[Stored data]
-- START --
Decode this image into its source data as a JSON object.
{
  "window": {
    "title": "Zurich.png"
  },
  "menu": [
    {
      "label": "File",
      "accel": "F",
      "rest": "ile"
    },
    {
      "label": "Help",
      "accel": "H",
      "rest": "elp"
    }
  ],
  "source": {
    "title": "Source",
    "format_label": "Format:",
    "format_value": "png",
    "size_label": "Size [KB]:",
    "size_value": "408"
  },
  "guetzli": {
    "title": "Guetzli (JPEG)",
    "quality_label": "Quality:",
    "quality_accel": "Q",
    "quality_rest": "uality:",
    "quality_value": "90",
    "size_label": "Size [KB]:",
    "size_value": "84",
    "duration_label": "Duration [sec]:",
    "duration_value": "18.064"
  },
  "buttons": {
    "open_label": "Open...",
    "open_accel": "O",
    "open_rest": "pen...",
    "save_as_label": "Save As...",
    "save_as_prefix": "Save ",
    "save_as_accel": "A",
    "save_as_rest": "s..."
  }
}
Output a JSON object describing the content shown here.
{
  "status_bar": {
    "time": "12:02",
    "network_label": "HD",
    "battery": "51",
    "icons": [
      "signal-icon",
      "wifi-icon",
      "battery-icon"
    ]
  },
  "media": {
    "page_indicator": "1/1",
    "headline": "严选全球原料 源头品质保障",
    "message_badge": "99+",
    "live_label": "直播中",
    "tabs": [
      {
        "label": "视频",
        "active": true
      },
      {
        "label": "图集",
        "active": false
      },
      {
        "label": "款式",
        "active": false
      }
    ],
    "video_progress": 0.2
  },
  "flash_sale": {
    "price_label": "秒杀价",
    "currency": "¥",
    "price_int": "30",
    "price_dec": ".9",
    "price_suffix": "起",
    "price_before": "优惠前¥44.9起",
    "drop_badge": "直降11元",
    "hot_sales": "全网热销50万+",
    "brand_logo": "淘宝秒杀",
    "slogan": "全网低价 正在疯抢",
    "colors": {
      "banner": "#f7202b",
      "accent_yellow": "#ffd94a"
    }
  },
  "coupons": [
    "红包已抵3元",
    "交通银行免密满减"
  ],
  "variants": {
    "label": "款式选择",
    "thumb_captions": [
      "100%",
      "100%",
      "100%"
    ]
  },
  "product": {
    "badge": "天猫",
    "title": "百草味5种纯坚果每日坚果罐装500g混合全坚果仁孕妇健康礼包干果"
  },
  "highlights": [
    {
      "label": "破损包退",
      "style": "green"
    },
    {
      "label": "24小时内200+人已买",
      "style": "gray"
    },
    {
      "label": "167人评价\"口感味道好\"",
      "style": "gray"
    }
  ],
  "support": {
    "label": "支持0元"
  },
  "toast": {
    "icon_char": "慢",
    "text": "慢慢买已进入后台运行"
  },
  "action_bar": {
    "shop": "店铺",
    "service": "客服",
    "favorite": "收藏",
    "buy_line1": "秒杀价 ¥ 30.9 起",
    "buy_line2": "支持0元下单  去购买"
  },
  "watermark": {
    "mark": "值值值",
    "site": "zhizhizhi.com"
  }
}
-- END --
▸ **Directions for this task**
The records above should be repeated in full, exactly as given.

▸ **Answer to the problem**
Decode this image into its source data as a JSON object.
{
  "window": {
    "title": "Zurich.png"
  },
  "menu": [
    {
      "label": "File",
      "accel": "F",
      "rest": "ile"
    },
    {
      "label": "Help",
      "accel": "H",
      "rest": "elp"
    }
  ],
  "source": {
    "title": "Source",
    "format_label": "Format:",
    "format_value": "png",
    "size_label": "Size [KB]:",
    "size_value": "408"
  },
  "guetzli": {
    "title": "Guetzli (JPEG)",
    "quality_label": "Quality:",
    "quality_accel": "Q",
    "quality_rest": "uality:",
    "quality_value": "90",
    "size_label": "Size [KB]:",
    "size_value": "84",
    "duration_label": "Duration [sec]:",
    "duration_value": "18.064"
  },
  "buttons": {
    "open_label": "Open...",
    "open_accel": "O",
    "open_rest": "pen...",
    "save_as_label": "Save As...",
    "save_as_prefix": "Save ",
    "save_as_accel": "A",
    "save_as_rest": "s..."
  }
}
Output a JSON object describing the content shown here.
{
  "status_bar": {
    "time": "12:02",
    "network_label": "HD",
    "battery": "51",
    "icons": [
      "signal-icon",
      "wifi-icon",
      "battery-icon"
    ]
  },
  "media": {
    "page_indicator": "1/1",
    "headline": "严选全球原料 源头品质保障",
    "message_badge": "99+",
    "live_label": "直播中",
    "tabs": [
      {
        "label": "视频",
        "active": true
      },
      {
        "label": "图集",
        "active": false
      },
      {
        "label": "款式",
        "active": false
      }
    ],
    "video_progress": 0.2
  },
  "flash_sale": {
    "price_label": "秒杀价",
    "currency": "¥",
    "price_int": "30",
    "price_dec": ".9",
    "price_suffix": "起",
    "price_before": "优惠前¥44.9起",
    "drop_badge": "直降11元",
    "hot_sales": "全网热销50万+",
    "brand_logo": "淘宝秒杀",
    "slogan": "全网低价 正在疯抢",
    "colors": {
      "banner": "#f7202b",
      "accent_yellow": "#ffd94a"
    }
  },
  "coupons": [
    "红包已抵3元",
    "交通银行免密满减"
  ],
  "variants": {
    "label": "款式选择",
    "thumb_captions": [
      "100%",
      "100%",
      "100%"
    ]
  },
  "product": {
    "badge": "天猫",
    "title": "百草味5种纯坚果每日坚果罐装500g混合全坚果仁孕妇健康礼包干果"
  },
  "highlights": [
    {
      "label": "破损包退",
      "style": "green"
    },
    {
      "label": "24小时内200+人已买",
      "style": "gray"
    },
    {
      "label": "167人评价\"口感味道好\"",
      "style": "gray"
    }
  ],
  "support": {
    "label": "支持0元"
  },
  "toast": {
    "icon_char": "慢",
    "text": "慢慢买已进入后台运行"
  },
  "action_bar": {
    "shop": "店铺",
    "service": "客服",
    "favorite": "收藏",
    "buy_line1": "秒杀价 ¥ 30.9 起",
    "buy_line2": "支持0元下单  去购买"
  },
  "watermark": {
    "mark": "值值值",
    "site": "zhizhizhi.com"
  }
}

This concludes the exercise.